--- START OF ROWS ---
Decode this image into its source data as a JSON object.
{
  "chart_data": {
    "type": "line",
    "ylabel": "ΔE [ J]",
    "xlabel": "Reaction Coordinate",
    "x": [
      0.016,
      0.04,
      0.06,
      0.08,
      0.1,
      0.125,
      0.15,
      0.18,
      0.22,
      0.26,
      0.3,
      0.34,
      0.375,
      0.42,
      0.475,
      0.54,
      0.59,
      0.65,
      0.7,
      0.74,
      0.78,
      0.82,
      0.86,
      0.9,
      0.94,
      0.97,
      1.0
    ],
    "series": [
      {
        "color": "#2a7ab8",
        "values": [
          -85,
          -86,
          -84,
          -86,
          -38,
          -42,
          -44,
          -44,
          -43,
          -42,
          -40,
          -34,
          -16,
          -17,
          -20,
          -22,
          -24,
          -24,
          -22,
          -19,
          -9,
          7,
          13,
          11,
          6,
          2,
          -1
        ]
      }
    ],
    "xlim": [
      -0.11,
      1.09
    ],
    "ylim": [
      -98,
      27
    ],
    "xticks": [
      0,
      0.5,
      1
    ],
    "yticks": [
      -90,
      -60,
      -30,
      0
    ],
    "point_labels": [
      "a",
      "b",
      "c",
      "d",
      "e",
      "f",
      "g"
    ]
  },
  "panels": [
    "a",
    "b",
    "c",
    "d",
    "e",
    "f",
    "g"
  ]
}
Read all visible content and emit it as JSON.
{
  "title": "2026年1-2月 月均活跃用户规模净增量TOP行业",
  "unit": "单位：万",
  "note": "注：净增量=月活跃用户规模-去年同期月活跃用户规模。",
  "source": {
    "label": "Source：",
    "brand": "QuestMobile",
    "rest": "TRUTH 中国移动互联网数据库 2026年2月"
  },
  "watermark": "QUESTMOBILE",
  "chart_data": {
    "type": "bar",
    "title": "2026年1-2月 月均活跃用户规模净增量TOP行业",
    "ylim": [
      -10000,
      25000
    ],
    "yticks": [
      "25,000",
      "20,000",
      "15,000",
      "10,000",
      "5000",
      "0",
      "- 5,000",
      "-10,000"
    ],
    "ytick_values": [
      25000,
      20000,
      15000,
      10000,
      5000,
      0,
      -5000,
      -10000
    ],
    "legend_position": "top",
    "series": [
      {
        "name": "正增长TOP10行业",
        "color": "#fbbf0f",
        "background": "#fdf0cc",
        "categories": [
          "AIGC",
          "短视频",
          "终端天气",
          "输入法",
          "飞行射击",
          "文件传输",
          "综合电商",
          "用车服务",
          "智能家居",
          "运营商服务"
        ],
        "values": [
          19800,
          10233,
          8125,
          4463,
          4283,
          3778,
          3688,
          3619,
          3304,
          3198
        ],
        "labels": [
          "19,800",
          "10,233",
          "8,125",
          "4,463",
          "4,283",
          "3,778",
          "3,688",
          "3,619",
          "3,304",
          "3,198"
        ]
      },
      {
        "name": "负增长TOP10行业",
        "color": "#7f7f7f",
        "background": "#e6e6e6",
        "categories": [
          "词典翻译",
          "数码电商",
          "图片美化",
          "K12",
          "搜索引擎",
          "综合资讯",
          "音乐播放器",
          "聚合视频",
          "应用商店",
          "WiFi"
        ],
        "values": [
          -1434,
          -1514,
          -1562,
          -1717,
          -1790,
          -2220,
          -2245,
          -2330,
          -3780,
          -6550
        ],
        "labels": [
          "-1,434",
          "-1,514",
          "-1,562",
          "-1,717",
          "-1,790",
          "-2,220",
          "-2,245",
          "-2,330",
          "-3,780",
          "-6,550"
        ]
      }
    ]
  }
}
--- END OF ROWS ---
- **OBJECTIVE**:
Produce a verbatim transcription of the entries above.

- **COMPLETE RESPONSE**:
Decode this image into its source data as a JSON object.
{
  "chart_data": {
    "type": "line",
    "ylabel": "ΔE [ J]",
    "xlabel": "Reaction Coordinate",
    "x": [
      0.016,
      0.04,
      0.06,
      0.08,
      0.1,
      0.125,
      0.15,
      0.18,
      0.22,
      0.26,
      0.3,
      0.34,
      0.375,
      0.42,
      0.475,
      0.54,
      0.59,
      0.65,
      0.7,
      0.74,
      0.78,
      0.82,
      0.86,
      0.9,
      0.94,
      0.97,
      1.0
    ],
    "series": [
      {
        "color": "#2a7ab8",
        "values": [
          -85,
          -86,
          -84,
          -86,
          -38,
          -42,
          -44,
          -44,
          -43,
          -42,
          -40,
          -34,
          -16,
          -17,
          -20,
          -22,
          -24,
          -24,
          -22,
          -19,
          -9,
          7,
          13,
          11,
          6,
          2,
          -1
        ]
      }
    ],
    "xlim": [
      -0.11,
      1.09
    ],
    "ylim": [
      -98,
      27
    ],
    "xticks": [
      0,
      0.5,
      1
    ],
    "yticks": [
      -90,
      -60,
      -30,
      0
    ],
    "point_labels": [
      "a",
      "b",
      "c",
      "d",
      "e",
      "f",
      "g"
    ]
  },
  "panels": [
    "a",
    "b",
    "c",
    "d",
    "e",
    "f",
    "g"
  ]
}
Read all visible content and emit it as JSON.
{
  "title": "2026年1-2月 月均活跃用户规模净增量TOP行业",
  "unit": "单位：万",
  "note": "注：净增量=月活跃用户规模-去年同期月活跃用户规模。",
  "source": {
    "label": "Source：",
    "brand": "QuestMobile",
    "rest": "TRUTH 中国移动互联网数据库 2026年2月"
  },
  "watermark": "QUESTMOBILE",
  "chart_data": {
    "type": "bar",
    "title": "2026年1-2月 月均活跃用户规模净增量TOP行业",
    "ylim": [
      -10000,
      25000
    ],
    "yticks": [
      "25,000",
      "20,000",
      "15,000",
      "10,000",
      "5000",
      "0",
      "- 5,000",
      "-10,000"
    ],
    "ytick_values": [
      25000,
      20000,
      15000,
      10000,
      5000,
      0,
      -5000,
      -10000
    ],
    "legend_position": "top",
    "series": [
      {
        "name": "正增长TOP10行业",
        "color": "#fbbf0f",
        "background": "#fdf0cc",
        "categories": [
          "AIGC",
          "短视频",
          "终端天气",
          "输入法",
          "飞行射击",
          "文件传输",
          "综合电商",
          "用车服务",
          "智能家居",
          "运营商服务"
        ],
        "values": [
          19800,
          10233,
          8125,
          4463,
          4283,
          3778,
          3688,
          3619,
          3304,
          3198
        ],
        "labels": [
          "19,800",
          "10,233",
          "8,125",
          "4,463",
          "4,283",
          "3,778",
          "3,688",
          "3,619",
          "3,304",
          "3,198"
        ]
      },
      {
        "name": "负增长TOP10行业",
        "color": "#7f7f7f",
        "background": "#e6e6e6",
        "categories": [
          "词典翻译",
          "数码电商",
          "图片美化",
          "K12",
          "搜索引擎",
          "综合资讯",
          "音乐播放器",
          "聚合视频",
          "应用商店",
          "WiFi"
        ],
        "values": [
          -1434,
          -1514,
          -1562,
          -1717,
          -1790,
          -2220,
          -2245,
          -2330,
          -3780,
          -6550
        ],
        "labels": [
          "-1,434",
          "-1,514",
          "-1,562",
          "-1,717",
          "-1,790",
          "-2,220",
          "-2,245",
          "-2,330",
          "-3,780",
          "-6,550"
        ]
      }
    ]
  }
}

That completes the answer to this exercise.